START Records provided

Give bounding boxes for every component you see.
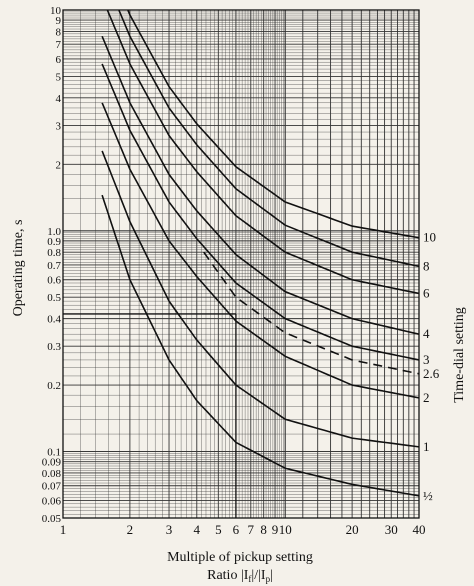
- series-label: 8: [423, 258, 430, 273]
- y-tick-label: 0.5: [47, 292, 61, 304]
- series-label: ½: [423, 488, 433, 503]
- x-axis-title-line1: Multiple of pickup setting: [167, 550, 313, 565]
- series-label: 6: [423, 285, 430, 300]
- x-tick-label: 10: [279, 522, 292, 537]
- ratio-label-start: Ratio |I: [207, 568, 249, 583]
- y-tick-label: 0.2: [47, 380, 61, 392]
- y-tick-label: 3: [56, 120, 62, 132]
- series-line-1: [101, 150, 420, 448]
- y-tick-label: 5: [56, 71, 62, 83]
- series-line-3: [101, 63, 420, 361]
- ratio-sub-f: f: [248, 574, 251, 584]
- series-line-2: [101, 102, 420, 399]
- y-tick-label: 0.9: [47, 236, 61, 248]
- series-line-10: [127, 9, 420, 239]
- y-tick-label: 0.08: [42, 468, 62, 480]
- plot-frame: [62, 9, 420, 519]
- x-tick-label: 2: [127, 522, 134, 537]
- x-tick-label: 40: [413, 522, 426, 537]
- series-label: 1: [423, 439, 430, 454]
- series-label: 10: [423, 230, 436, 245]
- ratio-sub-p: p: [266, 574, 271, 584]
- y-axis-title: Operating time, s: [11, 220, 26, 317]
- y-tick-label: 9: [56, 15, 62, 27]
- x-axis-title-line2: Ratio |If|/|Ip|: [207, 568, 273, 584]
- y-tick-label: 1.0: [47, 226, 61, 238]
- x-tick-label: 6: [233, 522, 240, 537]
- y-tick-label: 0.06: [42, 496, 62, 508]
- ratio-label-end: |: [270, 568, 273, 583]
- y-tick-label: 0.4: [47, 314, 61, 326]
- time-dial-axis-title: Time-dial setting: [452, 307, 467, 403]
- x-tick-label: 5: [215, 522, 222, 537]
- y-tick-label: 0.07: [42, 481, 62, 493]
- series-line-4: [101, 36, 420, 335]
- y-tick-label: 0.1: [47, 447, 61, 459]
- y-tick-label: 0.7: [47, 260, 61, 272]
- series-lines: [101, 9, 420, 497]
- series-line-6: [106, 9, 420, 295]
- x-tick-label: 7: [248, 522, 255, 537]
- y-tick-label: 0.05: [42, 513, 62, 525]
- x-tick-label: 4: [194, 522, 201, 537]
- x-tick-label: 1: [60, 522, 67, 537]
- y-tick-labels: 0.05 0.06 0.070.080.090.1 0.2 0.3 0.4 0.5 0.6 0.…: [42, 5, 62, 525]
- series-line-: [101, 194, 420, 497]
- x-tick-label: 30: [385, 522, 398, 537]
- y-tick-label: 4: [56, 93, 62, 105]
- y-tick-label: 0.3: [47, 341, 61, 353]
- y-tick-label: 0.09: [42, 457, 62, 469]
- x-tick-label: 3: [166, 522, 173, 537]
- y-tick-label: 10: [50, 5, 62, 17]
- series-line-8: [118, 9, 420, 268]
- x-tick-label: 8: [260, 522, 267, 537]
- y-tick-label: 0.6: [47, 275, 61, 287]
- series-label: 3: [423, 352, 430, 367]
- y-tick-label: 6: [56, 54, 62, 66]
- y-tick-label: 8: [56, 26, 62, 38]
- x-tick-label: 9: [272, 522, 279, 537]
- y-tick-label: 0.8: [47, 247, 61, 259]
- y-tick-label: 2: [56, 159, 62, 171]
- annotations: [63, 313, 237, 518]
- x-tick-labels: 1 2 3 4 5 6 7 8 9 10 20 30 40: [60, 522, 426, 537]
- series-label: 4: [423, 326, 430, 341]
- ratio-label-mid: |/|I: [251, 568, 265, 583]
- y-tick-label: 7: [56, 39, 62, 51]
- grid: [62, 9, 420, 519]
- series-labels: 10 8 6 4 32.6 2 1 ½: [423, 230, 440, 503]
- series-label: 2.6: [423, 366, 440, 381]
- series-label: 2: [423, 390, 430, 405]
- series-line-26: [203, 251, 420, 375]
- x-tick-label: 20: [346, 522, 359, 537]
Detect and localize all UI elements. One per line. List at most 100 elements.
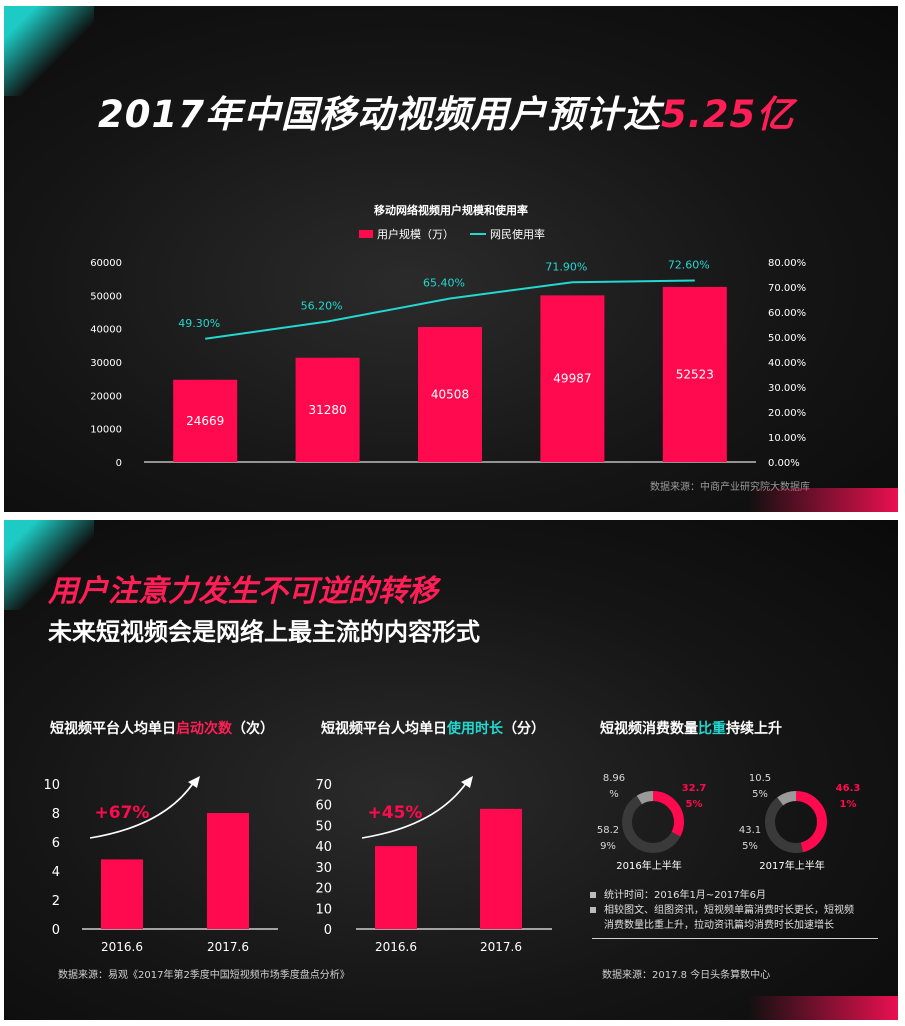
chart1-svg: 0 10000 20000 30000 40000 50000 60000 0.00% 10.0…: [90, 258, 806, 469]
line-value-label: 56.20%: [301, 300, 343, 313]
chart3-title-b: 使用时长: [447, 721, 503, 737]
bar: [540, 295, 605, 462]
legend-swatch-line: [470, 233, 486, 235]
bullet-icon: [590, 892, 596, 898]
line-value-label: 65.40%: [423, 277, 465, 290]
y2-tick-label: 0.00%: [768, 458, 800, 469]
legend-item-bars: 用户规模（万）: [359, 226, 454, 242]
growth-label: +45%: [368, 803, 423, 823]
notes-list: 统计时间：2016年1月~2017年6月 相较图文、组图资讯，短视频单篇消费时长…: [590, 888, 860, 933]
bar: [295, 357, 360, 462]
y-tick-label: 10000: [90, 425, 122, 436]
legend-label-line: 网民使用率: [490, 228, 545, 241]
donut-value-label: %: [609, 789, 619, 800]
bar-value-label: 49987: [553, 372, 591, 386]
chart1-legend: 用户规模（万） 网民使用率: [359, 226, 545, 242]
panel2-svg: 0 2 4 6 8 10 2016.6 2017.6 +67% 0 10 20 30 40 50 60 70 20…: [43, 773, 861, 954]
y-tick-label: 6: [52, 836, 60, 851]
donut-value-label: 9%: [600, 841, 616, 852]
y-tick-label: 60000: [90, 258, 122, 269]
bar: [375, 846, 417, 929]
donut-value-label: 43.1: [739, 825, 761, 836]
line-value-label: 72.60%: [668, 259, 710, 272]
bar-value-label: 24669: [186, 414, 224, 428]
panel1-source: 数据来源：中商产业研究院大数据库: [650, 482, 810, 493]
panel1-title: 2017年中国移动视频用户预计达5.25亿: [98, 84, 794, 138]
y-tick-label: 50: [315, 819, 332, 834]
source-right: 数据来源：2017.8 今日头条算数中心: [602, 970, 771, 981]
bar-value-label: 31280: [309, 403, 347, 417]
x-tick-label: 2016.6: [101, 940, 143, 954]
divider: [592, 938, 878, 939]
donut-value-label: 46.3: [836, 783, 861, 794]
y2-tick-label: 40.00%: [768, 358, 806, 369]
donut-value-label: 5%: [752, 789, 768, 800]
y-tick-label: 40000: [90, 325, 122, 336]
chart2-title-a: 短视频平台人均单日: [50, 721, 176, 737]
y-tick-label: 0: [116, 458, 122, 469]
y-tick-label: 30000: [90, 358, 122, 369]
growth-arrow-icon: [89, 781, 195, 839]
y2-tick-label: 10.00%: [768, 433, 806, 444]
donut-value-label: 32.7: [682, 783, 707, 794]
x-tick-label: 2016.6: [375, 940, 417, 954]
y-tick-label: 50000: [90, 291, 122, 302]
donut-section-title: 短视频消费数量比重持续上升: [600, 718, 782, 738]
note-item: 统计时间：2016年1月~2017年6月: [590, 888, 860, 903]
donut-caption: 2017年上半年: [759, 859, 824, 872]
y2-tick-label: 80.00%: [768, 258, 806, 269]
donut-value-label: 8.96: [603, 773, 625, 784]
note-item: 相较图文、组图资讯，短视频单篇消费时长更长，短视频消费数量比重上升，拉动资讯篇均…: [590, 903, 860, 933]
note-text: 统计时间：2016年1月~2017年6月: [604, 890, 767, 901]
donut-value-label: 5%: [742, 841, 758, 852]
donut-slice: [765, 791, 827, 853]
legend-swatch-bar: [359, 230, 373, 238]
arrowhead-icon: [461, 776, 473, 788]
donut-title-c: 持续上升: [726, 721, 782, 737]
y-tick-label: 4: [52, 865, 60, 880]
bar-value-label: 52523: [676, 367, 714, 381]
headline-mainstream: 未来短视频会是网络上最主流的内容形式: [48, 618, 480, 646]
y-tick-label: 8: [52, 807, 60, 822]
donut-value-label: 1%: [840, 799, 857, 810]
line-series-usage: [205, 279, 695, 340]
y-tick-label: 60: [315, 799, 332, 814]
arrowhead-icon: [188, 776, 200, 788]
y-tick-label: 0: [52, 923, 60, 938]
y2-tick-label: 30.00%: [768, 383, 806, 394]
y-tick-label: 20000: [90, 391, 122, 402]
legend-item-line: 网民使用率: [470, 226, 545, 242]
y-tick-label: 10: [315, 902, 332, 917]
donut-slice: [622, 791, 684, 853]
y-tick-label: 0: [324, 923, 332, 938]
y-tick-label: 10: [43, 778, 60, 793]
bar: [418, 326, 482, 462]
donut-value-label: 10.5: [749, 773, 771, 784]
y2-tick-label: 60.00%: [768, 308, 806, 319]
bullet-icon: [590, 907, 596, 913]
bar: [173, 379, 238, 462]
chart2-title-c: （次）: [232, 721, 274, 737]
growth-arrow-icon: [361, 781, 468, 839]
donut-value-label: 5%: [686, 799, 703, 810]
y-tick-label: 2: [52, 894, 60, 909]
chart2-title-b: 启动次数: [176, 721, 232, 737]
y-tick-label: 40: [315, 840, 332, 855]
growth-label: +67%: [95, 803, 150, 823]
chart1-title: 移动网络视频用户规模和使用率: [374, 204, 528, 217]
y-tick-label: 20: [315, 882, 332, 897]
panel-attention-shift: 0 2 4 6 8 10 2016.6 2017.6 +67% 0 10 20 30 40 50 60 70 20…: [4, 520, 898, 1020]
headline-attention: 用户注意力发生不可逆的转移: [48, 574, 438, 609]
y-tick-label: 30: [315, 861, 332, 876]
chart3-title-a: 短视频平台人均单日: [321, 721, 447, 737]
bar: [480, 808, 522, 929]
bar: [101, 859, 143, 929]
line-value-label: 71.90%: [545, 260, 587, 273]
donut-title-a: 短视频消费数量: [600, 721, 698, 737]
donut-caption: 2016年上半年: [616, 859, 681, 872]
bar-value-label: 40508: [431, 387, 469, 401]
y2-tick-label: 50.00%: [768, 333, 806, 344]
donut-value-label: 58.2: [597, 825, 619, 836]
bar: [662, 286, 727, 462]
chart3-title: 短视频平台人均单日使用时长（分）: [321, 718, 545, 738]
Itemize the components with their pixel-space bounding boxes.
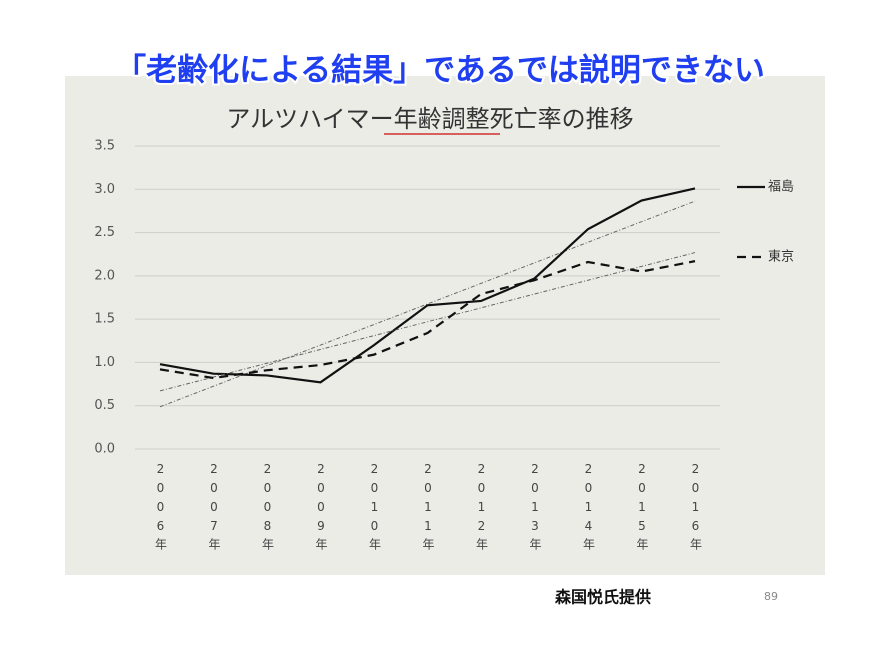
plot: 0.0 0.5 1.0 1.5 2.0 2.5 3.0 3.5 2006年 2007年 2008年 2… <box>94 139 794 556</box>
y-tick-label: 0.5 <box>94 398 115 413</box>
series-line <box>159 187 696 384</box>
chart-title: アルツハイマー年齢調整死亡率の推移 <box>226 105 633 133</box>
credit: 森国悦氏提供 <box>555 588 651 607</box>
y-tick-label: 3.5 <box>94 139 115 154</box>
trend-line <box>159 200 696 408</box>
y-tick-label: 2.0 <box>94 268 115 283</box>
x-tick-label: 2006年 <box>154 462 168 555</box>
x-tick-label: 2010年 <box>368 462 382 555</box>
x-tick-label: 2007年 <box>207 462 221 555</box>
series-line <box>159 260 696 380</box>
x-tick-label: 2014年 <box>582 462 596 555</box>
x-tick-label: 2013年 <box>528 462 542 555</box>
x-tick-label: 2008年 <box>261 462 275 555</box>
legend-label: 東京 <box>768 249 794 265</box>
slide-title: 「老齢化による結果」であるでは説明できない <box>115 53 765 89</box>
chart-panel <box>65 76 825 575</box>
y-tick-label: 3.0 <box>94 182 115 197</box>
x-tick-label: 2012年 <box>475 462 489 555</box>
y-tick-label: 1.0 <box>94 355 115 370</box>
x-tick-label: 2016年 <box>689 462 703 555</box>
x-tick-label: 2015年 <box>635 462 649 555</box>
legend-label: 福島 <box>768 180 794 195</box>
trend-line <box>159 252 696 392</box>
y-tick-label: 0.0 <box>94 442 115 457</box>
x-tick-label: 2009年 <box>314 462 328 555</box>
y-tick-label: 1.5 <box>94 312 115 327</box>
x-tick-label: 2011年 <box>421 462 435 555</box>
page-number: 89 <box>764 590 778 603</box>
y-tick-label: 2.5 <box>94 225 115 240</box>
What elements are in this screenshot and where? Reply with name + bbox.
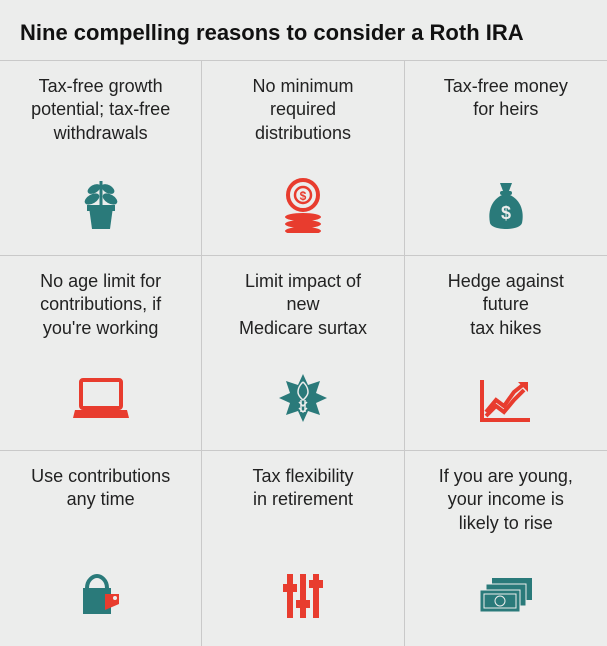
infographic-container: Nine compelling reasons to consider a Ro…	[0, 0, 607, 646]
cell-text: No age limit for contributions, if you'r…	[40, 270, 161, 340]
cell-text: Hedge against future tax hikes	[448, 270, 564, 340]
cell-text: Use contributions any time	[31, 465, 170, 512]
svg-text:$: $	[300, 189, 307, 203]
cell-1: Tax-free growth potential; tax-free with…	[0, 61, 202, 256]
grid: Tax-free growth potential; tax-free with…	[0, 61, 607, 646]
cell-5: Limit impact of new Medicare surtax	[202, 256, 404, 451]
cell-8: Tax flexibility in retirement	[202, 451, 404, 646]
cell-9: If you are young, your income is likely …	[405, 451, 607, 646]
chart-up-icon	[478, 370, 534, 430]
sliders-icon	[279, 566, 327, 626]
cell-text: Tax-free growth potential; tax-free with…	[31, 75, 170, 145]
money-bag-icon: $	[482, 175, 530, 235]
cell-2: No minimum required distributions $	[202, 61, 404, 256]
money-stack-icon	[476, 566, 536, 626]
laptop-icon	[71, 370, 131, 430]
plant-pot-icon	[77, 175, 125, 235]
coins-icon: $	[277, 175, 329, 235]
cell-7: Use contributions any time	[0, 451, 202, 646]
cell-3: Tax-free money for heirs $	[405, 61, 607, 256]
page-title: Nine compelling reasons to consider a Ro…	[0, 0, 607, 61]
cell-text: Limit impact of new Medicare surtax	[239, 270, 367, 340]
cell-text: Tax-free money for heirs	[444, 75, 568, 122]
svg-text:$: $	[501, 203, 511, 223]
cell-text: No minimum required distributions	[252, 75, 353, 145]
lock-tag-icon	[75, 566, 127, 626]
cell-6: Hedge against future tax hikes	[405, 256, 607, 451]
medical-star-icon	[275, 370, 331, 430]
cell-4: No age limit for contributions, if you'r…	[0, 256, 202, 451]
cell-text: If you are young, your income is likely …	[439, 465, 573, 535]
cell-text: Tax flexibility in retirement	[252, 465, 353, 512]
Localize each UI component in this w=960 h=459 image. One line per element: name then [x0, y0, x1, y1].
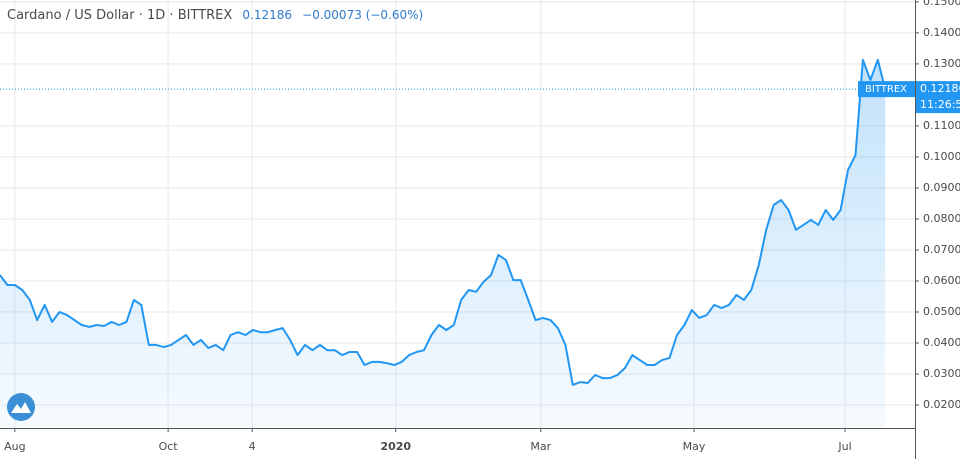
last-price: 0.12186 [242, 8, 293, 22]
y-tick-label: 0.0300 [923, 367, 960, 380]
y-tick-label: 0.1100 [923, 119, 960, 132]
x-tick-label: Oct [159, 440, 179, 453]
y-tick-label: 0.1000 [923, 150, 960, 163]
area-fill [0, 59, 886, 429]
exchange-label: BITTREX [865, 84, 907, 95]
price-change: −0.00073 (−0.60%) [302, 8, 424, 22]
header: Cardano / US Dollar · 1D · BITTREX 0.121… [7, 8, 429, 23]
symbol-title: Cardano / US Dollar · 1D · BITTREX [7, 8, 233, 23]
y-tick-label: 0.0700 [923, 243, 960, 256]
y-tick-label: 0.0600 [923, 274, 960, 287]
y-tick-label: 0.0200 [923, 398, 960, 411]
x-tick-label: 4 [249, 440, 256, 453]
price-badge-label: 0.12186 [920, 82, 960, 95]
x-tick-label: Aug [4, 440, 25, 453]
x-tick-label: Mar [530, 440, 551, 453]
exchange-badge [858, 81, 915, 98]
y-tick-label: 0.0400 [923, 336, 960, 349]
time-badge-label: 11:26:5 [920, 98, 960, 111]
y-tick-label: 0.1400 [923, 26, 960, 39]
y-tick-label: 0.0900 [923, 181, 960, 194]
y-tick-label: 0.0500 [923, 305, 960, 318]
y-tick-label: 0.1500 [923, 0, 960, 8]
price-line [0, 58, 887, 386]
x-tick-label: Jul [837, 440, 851, 453]
logo [7, 393, 35, 421]
price-badge [916, 81, 960, 114]
x-tick-label: 2020 [380, 440, 411, 453]
y-tick-label: 0.1300 [923, 57, 960, 70]
x-tick-label: May [683, 440, 706, 453]
y-tick-label: 0.0800 [923, 212, 960, 225]
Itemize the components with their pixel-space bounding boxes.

END Records provided

[Exercise instructions]:
Print everything in the material from the line containing "plot: 0.0 0.5" down to the line containing "y-tick-label: 1.0 <box>94 355 115 370</box>", both included, exactly as they appear.

[Result of this task]:
plot: 0.0 0.5 1.0 1.5 2.0 2.5 3.0 3.5 2006年 2007年 2008年 2… <box>94 139 794 556</box>
y-tick-label: 0.5 <box>94 398 115 413</box>
series-line <box>159 187 696 384</box>
chart-title: アルツハイマー年齢調整死亡率の推移 <box>226 105 633 133</box>
credit: 森国悦氏提供 <box>555 588 651 607</box>
y-tick-label: 3.5 <box>94 139 115 154</box>
trend-line <box>159 200 696 408</box>
y-tick-label: 2.0 <box>94 268 115 283</box>
x-tick-label: 2006年 <box>154 462 168 555</box>
x-tick-label: 2010年 <box>368 462 382 555</box>
x-tick-label: 2007年 <box>207 462 221 555</box>
series-line <box>159 260 696 380</box>
x-tick-label: 2014年 <box>582 462 596 555</box>
x-tick-label: 2013年 <box>528 462 542 555</box>
x-tick-label: 2008年 <box>261 462 275 555</box>
legend-label: 東京 <box>768 249 794 265</box>
slide-title: 「老齢化による結果」であるでは説明できない <box>115 53 765 89</box>
chart-panel <box>65 76 825 575</box>
y-tick-label: 3.0 <box>94 182 115 197</box>
x-tick-label: 2012年 <box>475 462 489 555</box>
y-tick-label: 1.0 <box>94 355 115 370</box>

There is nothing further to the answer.